• [YOUR OBJECTIVE]: Which lines mention "Styles"? Show each one from the listing.

^^^^^^^^^^^^^^^^

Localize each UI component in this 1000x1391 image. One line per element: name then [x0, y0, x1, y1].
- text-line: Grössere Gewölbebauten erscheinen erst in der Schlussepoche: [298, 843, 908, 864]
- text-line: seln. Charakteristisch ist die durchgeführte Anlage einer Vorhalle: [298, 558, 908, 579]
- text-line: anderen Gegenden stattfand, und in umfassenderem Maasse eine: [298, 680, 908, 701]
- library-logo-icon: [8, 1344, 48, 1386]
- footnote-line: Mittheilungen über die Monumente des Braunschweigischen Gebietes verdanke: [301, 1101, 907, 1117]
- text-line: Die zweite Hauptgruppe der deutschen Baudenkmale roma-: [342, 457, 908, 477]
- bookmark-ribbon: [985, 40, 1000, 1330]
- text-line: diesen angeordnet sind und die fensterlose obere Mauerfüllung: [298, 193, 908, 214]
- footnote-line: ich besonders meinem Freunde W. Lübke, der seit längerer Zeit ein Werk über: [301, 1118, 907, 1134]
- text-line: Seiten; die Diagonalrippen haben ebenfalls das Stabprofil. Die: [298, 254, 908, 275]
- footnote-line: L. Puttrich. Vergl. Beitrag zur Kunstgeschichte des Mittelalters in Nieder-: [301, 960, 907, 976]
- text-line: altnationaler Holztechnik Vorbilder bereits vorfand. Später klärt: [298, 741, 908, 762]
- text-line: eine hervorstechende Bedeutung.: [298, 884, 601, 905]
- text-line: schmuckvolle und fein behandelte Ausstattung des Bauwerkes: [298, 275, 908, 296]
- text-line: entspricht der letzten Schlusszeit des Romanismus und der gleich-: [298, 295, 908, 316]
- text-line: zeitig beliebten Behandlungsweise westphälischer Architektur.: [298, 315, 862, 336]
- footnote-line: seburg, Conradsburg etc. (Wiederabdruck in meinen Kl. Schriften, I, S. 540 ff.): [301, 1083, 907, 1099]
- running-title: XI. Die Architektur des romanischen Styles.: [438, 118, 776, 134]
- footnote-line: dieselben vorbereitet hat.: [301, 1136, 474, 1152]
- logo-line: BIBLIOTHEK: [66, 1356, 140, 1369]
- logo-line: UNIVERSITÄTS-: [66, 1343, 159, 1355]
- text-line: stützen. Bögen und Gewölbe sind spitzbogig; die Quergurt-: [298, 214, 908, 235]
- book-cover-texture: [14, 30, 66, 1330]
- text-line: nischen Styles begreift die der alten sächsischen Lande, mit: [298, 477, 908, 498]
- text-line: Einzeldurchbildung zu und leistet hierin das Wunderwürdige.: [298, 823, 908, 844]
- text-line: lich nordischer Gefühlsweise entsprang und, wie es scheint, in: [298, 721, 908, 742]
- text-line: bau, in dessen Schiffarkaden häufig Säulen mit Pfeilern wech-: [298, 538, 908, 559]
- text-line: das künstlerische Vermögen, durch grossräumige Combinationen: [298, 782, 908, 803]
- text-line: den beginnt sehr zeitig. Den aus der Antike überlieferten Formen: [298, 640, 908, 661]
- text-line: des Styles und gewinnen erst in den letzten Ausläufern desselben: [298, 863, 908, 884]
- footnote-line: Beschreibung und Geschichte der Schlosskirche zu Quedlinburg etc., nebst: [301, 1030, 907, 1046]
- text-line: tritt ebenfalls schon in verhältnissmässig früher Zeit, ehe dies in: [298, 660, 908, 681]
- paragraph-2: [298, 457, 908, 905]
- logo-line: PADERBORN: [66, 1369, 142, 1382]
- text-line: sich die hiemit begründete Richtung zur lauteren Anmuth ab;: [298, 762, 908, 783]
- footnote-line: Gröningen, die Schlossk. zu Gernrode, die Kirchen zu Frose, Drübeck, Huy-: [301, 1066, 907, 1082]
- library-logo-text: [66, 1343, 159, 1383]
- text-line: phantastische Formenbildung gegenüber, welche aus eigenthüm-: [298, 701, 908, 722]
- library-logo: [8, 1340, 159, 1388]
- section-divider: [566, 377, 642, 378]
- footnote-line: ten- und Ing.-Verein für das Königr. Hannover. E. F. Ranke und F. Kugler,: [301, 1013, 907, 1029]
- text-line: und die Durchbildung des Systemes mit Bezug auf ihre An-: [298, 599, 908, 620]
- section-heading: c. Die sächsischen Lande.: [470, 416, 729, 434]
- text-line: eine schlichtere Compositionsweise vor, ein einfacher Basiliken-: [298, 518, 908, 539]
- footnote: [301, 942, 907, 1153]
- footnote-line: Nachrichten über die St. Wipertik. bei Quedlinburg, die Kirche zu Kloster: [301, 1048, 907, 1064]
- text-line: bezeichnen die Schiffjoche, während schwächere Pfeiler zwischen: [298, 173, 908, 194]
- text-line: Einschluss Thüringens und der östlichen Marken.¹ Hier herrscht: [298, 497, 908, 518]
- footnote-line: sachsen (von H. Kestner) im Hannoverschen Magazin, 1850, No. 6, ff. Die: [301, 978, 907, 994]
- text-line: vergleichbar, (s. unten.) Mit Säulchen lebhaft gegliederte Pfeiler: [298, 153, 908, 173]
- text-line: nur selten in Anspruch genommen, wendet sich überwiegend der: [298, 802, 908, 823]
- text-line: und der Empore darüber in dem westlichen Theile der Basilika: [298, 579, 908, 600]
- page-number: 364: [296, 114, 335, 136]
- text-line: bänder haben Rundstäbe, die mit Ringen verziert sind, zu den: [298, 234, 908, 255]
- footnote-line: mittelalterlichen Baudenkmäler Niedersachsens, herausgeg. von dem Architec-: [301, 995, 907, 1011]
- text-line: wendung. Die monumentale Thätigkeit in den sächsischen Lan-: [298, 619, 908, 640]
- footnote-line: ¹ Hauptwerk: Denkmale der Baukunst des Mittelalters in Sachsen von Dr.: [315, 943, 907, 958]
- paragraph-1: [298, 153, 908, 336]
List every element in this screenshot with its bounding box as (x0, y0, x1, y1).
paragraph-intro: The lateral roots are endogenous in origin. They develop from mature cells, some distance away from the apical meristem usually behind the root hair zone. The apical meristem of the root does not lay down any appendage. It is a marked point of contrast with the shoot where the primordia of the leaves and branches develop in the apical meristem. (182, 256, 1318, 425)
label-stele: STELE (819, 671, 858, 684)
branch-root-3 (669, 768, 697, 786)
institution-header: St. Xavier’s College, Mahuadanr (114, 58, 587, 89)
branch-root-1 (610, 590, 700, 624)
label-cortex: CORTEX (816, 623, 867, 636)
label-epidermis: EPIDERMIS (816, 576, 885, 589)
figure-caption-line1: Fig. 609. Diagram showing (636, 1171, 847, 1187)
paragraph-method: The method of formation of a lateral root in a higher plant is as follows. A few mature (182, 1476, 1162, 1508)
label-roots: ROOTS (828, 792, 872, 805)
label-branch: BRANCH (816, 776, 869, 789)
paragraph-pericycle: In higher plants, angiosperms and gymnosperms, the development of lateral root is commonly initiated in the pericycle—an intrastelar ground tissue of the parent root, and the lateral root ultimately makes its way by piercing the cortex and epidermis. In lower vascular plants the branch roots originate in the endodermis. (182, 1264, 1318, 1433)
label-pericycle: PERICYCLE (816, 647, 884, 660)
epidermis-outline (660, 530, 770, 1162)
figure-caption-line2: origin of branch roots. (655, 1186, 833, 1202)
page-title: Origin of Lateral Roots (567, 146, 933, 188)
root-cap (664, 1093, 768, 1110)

^^^^^^^^^^^^^^^^

• [ANSWER BOX]:
- running-title: XI. Die Architektur des romanischen Styles.: [438, 118, 776, 134]
- text-line: nischen Styles begreift die der alten sächsischen Lande, mit: [298, 477, 908, 498]
- text-line: des Styles und gewinnen erst in den letzten Ausläufern desselben: [298, 863, 908, 884]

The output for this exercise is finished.